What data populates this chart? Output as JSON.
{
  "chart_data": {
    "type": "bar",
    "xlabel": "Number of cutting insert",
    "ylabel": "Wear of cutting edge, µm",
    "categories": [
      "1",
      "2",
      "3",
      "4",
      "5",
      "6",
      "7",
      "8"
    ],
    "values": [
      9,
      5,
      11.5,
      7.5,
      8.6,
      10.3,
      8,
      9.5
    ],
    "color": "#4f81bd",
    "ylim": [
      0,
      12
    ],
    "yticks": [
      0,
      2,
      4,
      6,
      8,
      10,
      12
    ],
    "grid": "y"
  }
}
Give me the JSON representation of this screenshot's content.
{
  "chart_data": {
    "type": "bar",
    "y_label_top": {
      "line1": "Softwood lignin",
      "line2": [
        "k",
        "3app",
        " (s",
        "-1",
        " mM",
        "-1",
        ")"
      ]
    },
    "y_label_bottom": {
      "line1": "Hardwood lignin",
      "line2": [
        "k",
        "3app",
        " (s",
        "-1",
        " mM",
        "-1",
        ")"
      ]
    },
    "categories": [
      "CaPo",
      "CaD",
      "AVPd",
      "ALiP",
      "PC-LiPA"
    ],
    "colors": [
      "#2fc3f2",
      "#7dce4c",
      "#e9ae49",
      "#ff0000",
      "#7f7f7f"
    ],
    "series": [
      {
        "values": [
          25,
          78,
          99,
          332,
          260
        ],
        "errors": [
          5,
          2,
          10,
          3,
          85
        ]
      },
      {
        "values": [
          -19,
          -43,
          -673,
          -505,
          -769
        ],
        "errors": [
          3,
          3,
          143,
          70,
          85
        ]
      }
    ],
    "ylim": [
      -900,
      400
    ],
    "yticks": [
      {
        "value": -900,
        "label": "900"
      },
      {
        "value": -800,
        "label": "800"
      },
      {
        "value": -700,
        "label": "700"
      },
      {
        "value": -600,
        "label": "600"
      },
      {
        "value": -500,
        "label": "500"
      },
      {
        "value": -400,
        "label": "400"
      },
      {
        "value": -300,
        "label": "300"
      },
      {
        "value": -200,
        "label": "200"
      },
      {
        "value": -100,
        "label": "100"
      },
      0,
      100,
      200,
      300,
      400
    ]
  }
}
□ □ □ □
**Short task:** Which lines above hold the word "JSON"? Copy each of them.

**Exercise result:**
What data populates this chart? Output as JSON.
Give me the JSON representation of this screenshot's content.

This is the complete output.